### [OBJECTIVE]
Return the listing below word for word.

Start DATA ENTRIES

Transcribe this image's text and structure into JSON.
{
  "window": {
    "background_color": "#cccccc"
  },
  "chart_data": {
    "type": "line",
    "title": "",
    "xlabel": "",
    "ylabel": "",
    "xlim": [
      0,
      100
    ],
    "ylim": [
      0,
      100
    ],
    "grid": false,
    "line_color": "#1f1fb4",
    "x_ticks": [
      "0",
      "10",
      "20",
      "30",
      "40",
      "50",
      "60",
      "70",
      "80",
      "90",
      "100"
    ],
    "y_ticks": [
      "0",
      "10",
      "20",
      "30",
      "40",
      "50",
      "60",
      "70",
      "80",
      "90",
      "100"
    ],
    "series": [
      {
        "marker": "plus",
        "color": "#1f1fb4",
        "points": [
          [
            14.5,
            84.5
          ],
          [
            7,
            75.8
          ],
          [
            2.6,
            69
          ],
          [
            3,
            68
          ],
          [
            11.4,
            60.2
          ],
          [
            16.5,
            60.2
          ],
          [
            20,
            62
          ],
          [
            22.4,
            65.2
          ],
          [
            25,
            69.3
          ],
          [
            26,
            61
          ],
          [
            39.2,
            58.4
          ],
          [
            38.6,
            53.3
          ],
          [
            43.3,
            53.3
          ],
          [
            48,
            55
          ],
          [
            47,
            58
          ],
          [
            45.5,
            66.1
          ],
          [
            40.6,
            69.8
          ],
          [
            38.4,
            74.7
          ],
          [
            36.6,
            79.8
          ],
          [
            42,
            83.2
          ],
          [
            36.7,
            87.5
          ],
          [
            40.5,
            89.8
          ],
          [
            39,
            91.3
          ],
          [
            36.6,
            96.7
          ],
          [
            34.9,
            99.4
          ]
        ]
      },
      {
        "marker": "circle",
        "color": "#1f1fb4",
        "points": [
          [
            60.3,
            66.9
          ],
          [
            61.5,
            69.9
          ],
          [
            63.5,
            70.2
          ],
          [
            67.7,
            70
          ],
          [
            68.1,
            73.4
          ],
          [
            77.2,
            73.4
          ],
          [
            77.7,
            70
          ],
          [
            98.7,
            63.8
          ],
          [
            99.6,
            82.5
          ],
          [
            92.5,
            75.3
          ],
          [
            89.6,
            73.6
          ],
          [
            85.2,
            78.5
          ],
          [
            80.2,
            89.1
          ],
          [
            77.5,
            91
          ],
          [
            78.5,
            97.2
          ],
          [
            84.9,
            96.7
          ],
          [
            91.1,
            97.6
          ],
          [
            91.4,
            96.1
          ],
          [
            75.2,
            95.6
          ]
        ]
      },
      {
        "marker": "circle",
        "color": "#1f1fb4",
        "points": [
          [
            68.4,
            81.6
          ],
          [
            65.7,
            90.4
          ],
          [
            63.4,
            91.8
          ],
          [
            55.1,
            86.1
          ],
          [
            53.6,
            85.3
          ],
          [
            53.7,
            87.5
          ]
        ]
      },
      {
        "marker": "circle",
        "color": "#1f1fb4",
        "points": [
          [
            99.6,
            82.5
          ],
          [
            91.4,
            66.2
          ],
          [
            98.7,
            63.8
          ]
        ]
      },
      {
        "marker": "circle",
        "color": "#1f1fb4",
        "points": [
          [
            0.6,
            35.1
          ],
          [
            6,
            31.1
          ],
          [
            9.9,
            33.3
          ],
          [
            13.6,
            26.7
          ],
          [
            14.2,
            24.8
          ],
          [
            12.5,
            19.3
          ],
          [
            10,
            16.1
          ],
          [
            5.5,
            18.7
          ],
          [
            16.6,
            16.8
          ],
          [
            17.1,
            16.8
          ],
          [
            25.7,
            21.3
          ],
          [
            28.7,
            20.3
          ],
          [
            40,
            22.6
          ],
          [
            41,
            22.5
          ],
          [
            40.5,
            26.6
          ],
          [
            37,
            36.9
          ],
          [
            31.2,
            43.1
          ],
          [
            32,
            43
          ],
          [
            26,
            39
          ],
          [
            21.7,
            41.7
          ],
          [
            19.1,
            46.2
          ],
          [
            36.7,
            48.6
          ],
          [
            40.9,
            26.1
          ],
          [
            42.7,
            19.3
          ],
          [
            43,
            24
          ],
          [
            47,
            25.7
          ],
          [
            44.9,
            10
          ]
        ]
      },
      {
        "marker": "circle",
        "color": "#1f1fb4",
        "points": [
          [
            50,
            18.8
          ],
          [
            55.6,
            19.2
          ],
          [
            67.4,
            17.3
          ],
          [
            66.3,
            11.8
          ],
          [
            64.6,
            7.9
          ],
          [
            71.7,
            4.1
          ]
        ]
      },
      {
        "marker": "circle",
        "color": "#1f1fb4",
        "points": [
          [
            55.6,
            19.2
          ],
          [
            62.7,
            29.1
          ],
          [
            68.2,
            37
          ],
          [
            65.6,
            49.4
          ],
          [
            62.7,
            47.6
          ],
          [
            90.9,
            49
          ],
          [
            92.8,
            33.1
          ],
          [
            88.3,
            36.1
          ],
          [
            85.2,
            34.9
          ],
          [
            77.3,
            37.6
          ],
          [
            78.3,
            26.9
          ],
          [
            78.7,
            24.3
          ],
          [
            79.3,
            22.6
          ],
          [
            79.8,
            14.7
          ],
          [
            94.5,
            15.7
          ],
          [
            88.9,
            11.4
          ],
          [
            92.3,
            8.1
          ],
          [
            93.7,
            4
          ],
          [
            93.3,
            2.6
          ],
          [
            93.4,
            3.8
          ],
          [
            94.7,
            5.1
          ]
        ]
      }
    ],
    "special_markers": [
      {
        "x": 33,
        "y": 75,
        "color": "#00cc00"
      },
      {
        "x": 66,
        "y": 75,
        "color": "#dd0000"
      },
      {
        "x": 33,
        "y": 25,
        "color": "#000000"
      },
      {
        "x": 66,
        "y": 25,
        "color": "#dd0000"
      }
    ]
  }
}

End DATA ENTRIES

### [RESPONSE TO THE EXERCISE]
Transcribe this image's text and structure into JSON.
{
  "window": {
    "background_color": "#cccccc"
  },
  "chart_data": {
    "type": "line",
    "title": "",
    "xlabel": "",
    "ylabel": "",
    "xlim": [
      0,
      100
    ],
    "ylim": [
      0,
      100
    ],
    "grid": false,
    "line_color": "#1f1fb4",
    "x_ticks": [
      "0",
      "10",
      "20",
      "30",
      "40",
      "50",
      "60",
      "70",
      "80",
      "90",
      "100"
    ],
    "y_ticks": [
      "0",
      "10",
      "20",
      "30",
      "40",
      "50",
      "60",
      "70",
      "80",
      "90",
      "100"
    ],
    "series": [
      {
        "marker": "plus",
        "color": "#1f1fb4",
        "points": [
          [
            14.5,
            84.5
          ],
          [
            7,
            75.8
          ],
          [
            2.6,
            69
          ],
          [
            3,
            68
          ],
          [
            11.4,
            60.2
          ],
          [
            16.5,
            60.2
          ],
          [
            20,
            62
          ],
          [
            22.4,
            65.2
          ],
          [
            25,
            69.3
          ],
          [
            26,
            61
          ],
          [
            39.2,
            58.4
          ],
          [
            38.6,
            53.3
          ],
          [
            43.3,
            53.3
          ],
          [
            48,
            55
          ],
          [
            47,
            58
          ],
          [
            45.5,
            66.1
          ],
          [
            40.6,
            69.8
          ],
          [
            38.4,
            74.7
          ],
          [
            36.6,
            79.8
          ],
          [
            42,
            83.2
          ],
          [
            36.7,
            87.5
          ],
          [
            40.5,
            89.8
          ],
          [
            39,
            91.3
          ],
          [
            36.6,
            96.7
          ],
          [
            34.9,
            99.4
          ]
        ]
      },
      {
        "marker": "circle",
        "color": "#1f1fb4",
        "points": [
          [
            60.3,
            66.9
          ],
          [
            61.5,
            69.9
          ],
          [
            63.5,
            70.2
          ],
          [
            67.7,
            70
          ],
          [
            68.1,
            73.4
          ],
          [
            77.2,
            73.4
          ],
          [
            77.7,
            70
          ],
          [
            98.7,
            63.8
          ],
          [
            99.6,
            82.5
          ],
          [
            92.5,
            75.3
          ],
          [
            89.6,
            73.6
          ],
          [
            85.2,
            78.5
          ],
          [
            80.2,
            89.1
          ],
          [
            77.5,
            91
          ],
          [
            78.5,
            97.2
          ],
          [
            84.9,
            96.7
          ],
          [
            91.1,
            97.6
          ],
          [
            91.4,
            96.1
          ],
          [
            75.2,
            95.6
          ]
        ]
      },
      {
        "marker": "circle",
        "color": "#1f1fb4",
        "points": [
          [
            68.4,
            81.6
          ],
          [
            65.7,
            90.4
          ],
          [
            63.4,
            91.8
          ],
          [
            55.1,
            86.1
          ],
          [
            53.6,
            85.3
          ],
          [
            53.7,
            87.5
          ]
        ]
      },
      {
        "marker": "circle",
        "color": "#1f1fb4",
        "points": [
          [
            99.6,
            82.5
          ],
          [
            91.4,
            66.2
          ],
          [
            98.7,
            63.8
          ]
        ]
      },
      {
        "marker": "circle",
        "color": "#1f1fb4",
        "points": [
          [
            0.6,
            35.1
          ],
          [
            6,
            31.1
          ],
          [
            9.9,
            33.3
          ],
          [
            13.6,
            26.7
          ],
          [
            14.2,
            24.8
          ],
          [
            12.5,
            19.3
          ],
          [
            10,
            16.1
          ],
          [
            5.5,
            18.7
          ],
          [
            16.6,
            16.8
          ],
          [
            17.1,
            16.8
          ],
          [
            25.7,
            21.3
          ],
          [
            28.7,
            20.3
          ],
          [
            40,
            22.6
          ],
          [
            41,
            22.5
          ],
          [
            40.5,
            26.6
          ],
          [
            37,
            36.9
          ],
          [
            31.2,
            43.1
          ],
          [
            32,
            43
          ],
          [
            26,
            39
          ],
          [
            21.7,
            41.7
          ],
          [
            19.1,
            46.2
          ],
          [
            36.7,
            48.6
          ],
          [
            40.9,
            26.1
          ],
          [
            42.7,
            19.3
          ],
          [
            43,
            24
          ],
          [
            47,
            25.7
          ],
          [
            44.9,
            10
          ]
        ]
      },
      {
        "marker": "circle",
        "color": "#1f1fb4",
        "points": [
          [
            50,
            18.8
          ],
          [
            55.6,
            19.2
          ],
          [
            67.4,
            17.3
          ],
          [
            66.3,
            11.8
          ],
          [
            64.6,
            7.9
          ],
          [
            71.7,
            4.1
          ]
        ]
      },
      {
        "marker": "circle",
        "color": "#1f1fb4",
        "points": [
          [
            55.6,
            19.2
          ],
          [
            62.7,
            29.1
          ],
          [
            68.2,
            37
          ],
          [
            65.6,
            49.4
          ],
          [
            62.7,
            47.6
          ],
          [
            90.9,
            49
          ],
          [
            92.8,
            33.1
          ],
          [
            88.3,
            36.1
          ],
          [
            85.2,
            34.9
          ],
          [
            77.3,
            37.6
          ],
          [
            78.3,
            26.9
          ],
          [
            78.7,
            24.3
          ],
          [
            79.3,
            22.6
          ],
          [
            79.8,
            14.7
          ],
          [
            94.5,
            15.7
          ],
          [
            88.9,
            11.4
          ],
          [
            92.3,
            8.1
          ],
          [
            93.7,
            4
          ],
          [
            93.3,
            2.6
          ],
          [
            93.4,
            3.8
          ],
          [
            94.7,
            5.1
          ]
        ]
      }
    ],
    "special_markers": [
      {
        "x": 33,
        "y": 75,
        "color": "#00cc00"
      },
      {
        "x": 66,
        "y": 75,
        "color": "#dd0000"
      },
      {
        "x": 33,
        "y": 25,
        "color": "#000000"
      },
      {
        "x": 66,
        "y": 25,
        "color": "#dd0000"
      }
    ]
  }
}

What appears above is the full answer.